Each line that holds the word "this" counts once; report the total and nothing else.

>> Begin

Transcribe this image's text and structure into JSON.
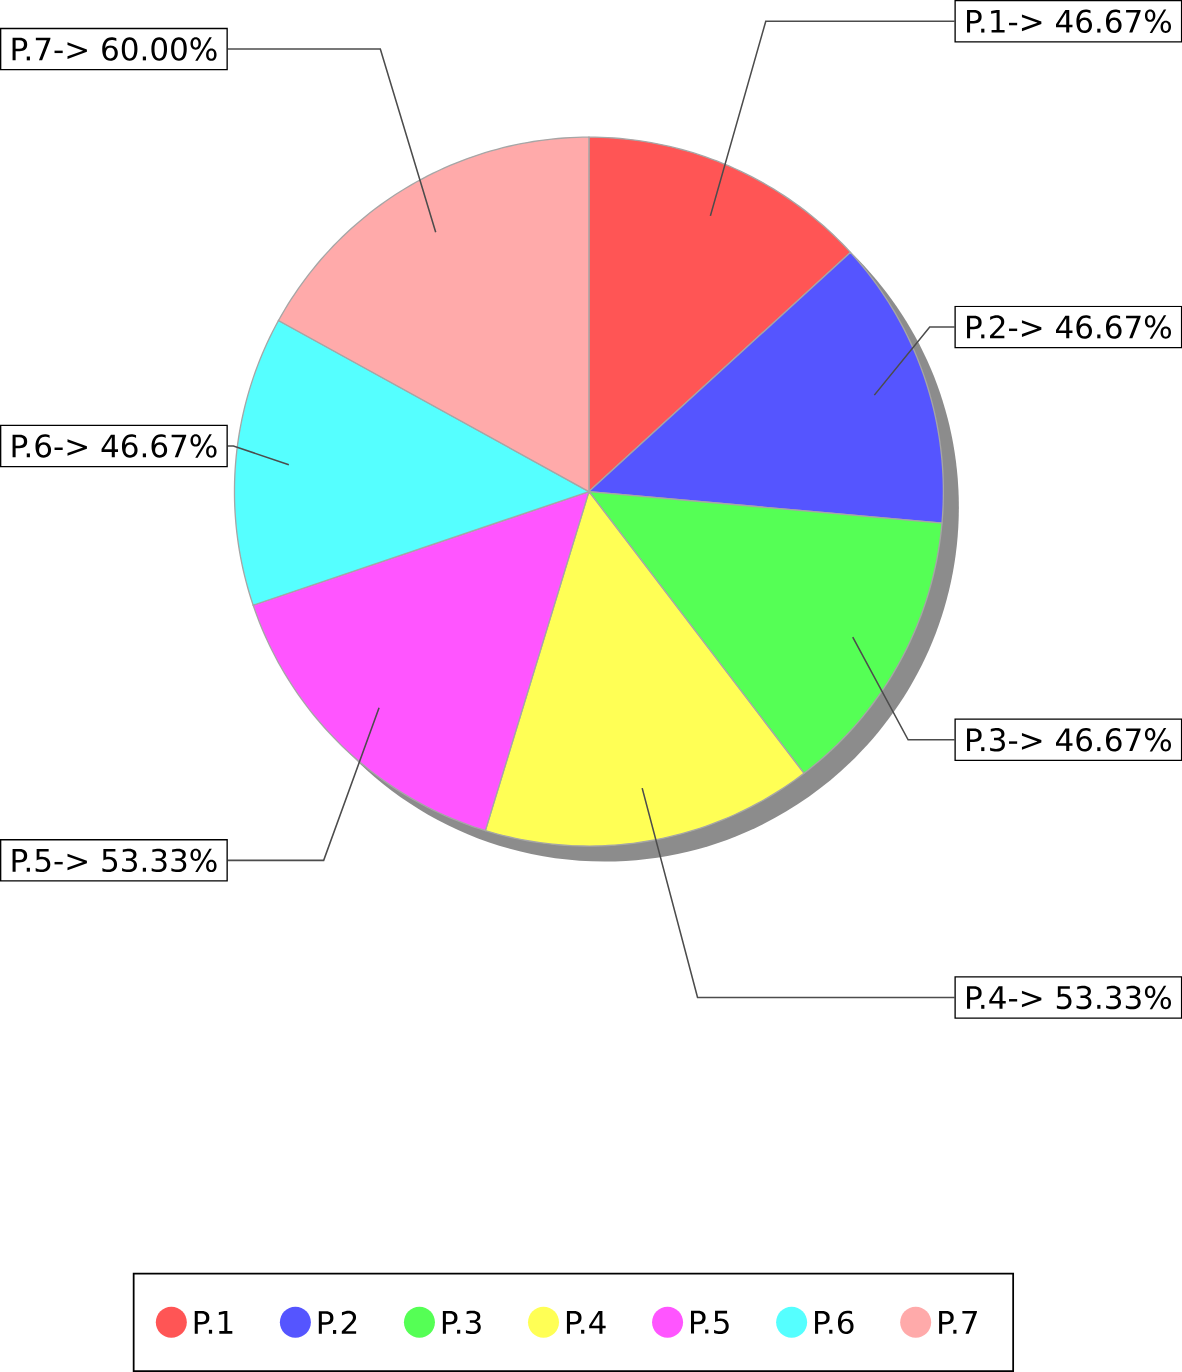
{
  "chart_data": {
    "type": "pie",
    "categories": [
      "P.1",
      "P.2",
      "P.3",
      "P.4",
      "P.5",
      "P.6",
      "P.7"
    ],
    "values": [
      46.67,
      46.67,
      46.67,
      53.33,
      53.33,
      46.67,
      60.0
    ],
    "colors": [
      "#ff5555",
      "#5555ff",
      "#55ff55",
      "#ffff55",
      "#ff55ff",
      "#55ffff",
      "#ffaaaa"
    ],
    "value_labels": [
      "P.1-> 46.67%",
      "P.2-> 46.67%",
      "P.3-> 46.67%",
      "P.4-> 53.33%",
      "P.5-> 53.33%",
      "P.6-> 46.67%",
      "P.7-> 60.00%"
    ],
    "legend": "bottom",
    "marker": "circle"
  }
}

>> End
>> Begin

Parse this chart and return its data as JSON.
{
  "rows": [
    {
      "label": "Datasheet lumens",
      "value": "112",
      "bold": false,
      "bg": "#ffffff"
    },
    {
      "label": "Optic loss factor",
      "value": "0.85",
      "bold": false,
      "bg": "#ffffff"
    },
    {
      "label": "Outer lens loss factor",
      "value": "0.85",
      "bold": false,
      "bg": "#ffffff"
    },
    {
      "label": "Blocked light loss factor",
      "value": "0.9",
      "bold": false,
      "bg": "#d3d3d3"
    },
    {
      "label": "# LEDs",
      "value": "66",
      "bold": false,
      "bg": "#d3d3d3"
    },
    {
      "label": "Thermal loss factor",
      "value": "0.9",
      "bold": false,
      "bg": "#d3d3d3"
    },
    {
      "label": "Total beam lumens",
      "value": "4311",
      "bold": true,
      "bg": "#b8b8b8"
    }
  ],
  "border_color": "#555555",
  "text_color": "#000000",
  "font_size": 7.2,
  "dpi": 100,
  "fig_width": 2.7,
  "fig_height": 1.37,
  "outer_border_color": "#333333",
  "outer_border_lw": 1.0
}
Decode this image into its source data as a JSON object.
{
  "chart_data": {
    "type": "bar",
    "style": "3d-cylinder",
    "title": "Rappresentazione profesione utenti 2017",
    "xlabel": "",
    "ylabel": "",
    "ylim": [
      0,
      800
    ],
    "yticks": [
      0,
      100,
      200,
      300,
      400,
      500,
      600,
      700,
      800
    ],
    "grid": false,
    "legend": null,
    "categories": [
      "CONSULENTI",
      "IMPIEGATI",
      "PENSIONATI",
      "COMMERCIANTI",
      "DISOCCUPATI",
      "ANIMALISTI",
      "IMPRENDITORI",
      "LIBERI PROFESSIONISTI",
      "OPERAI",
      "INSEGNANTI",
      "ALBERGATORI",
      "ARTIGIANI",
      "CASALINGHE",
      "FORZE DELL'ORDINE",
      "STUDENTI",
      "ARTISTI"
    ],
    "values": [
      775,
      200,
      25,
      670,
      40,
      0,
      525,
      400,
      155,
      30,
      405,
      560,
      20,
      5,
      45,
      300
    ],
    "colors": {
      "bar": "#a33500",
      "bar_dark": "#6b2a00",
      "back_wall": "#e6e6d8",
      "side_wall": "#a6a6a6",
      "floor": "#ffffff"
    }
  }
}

>> End

▶ **The reply**
3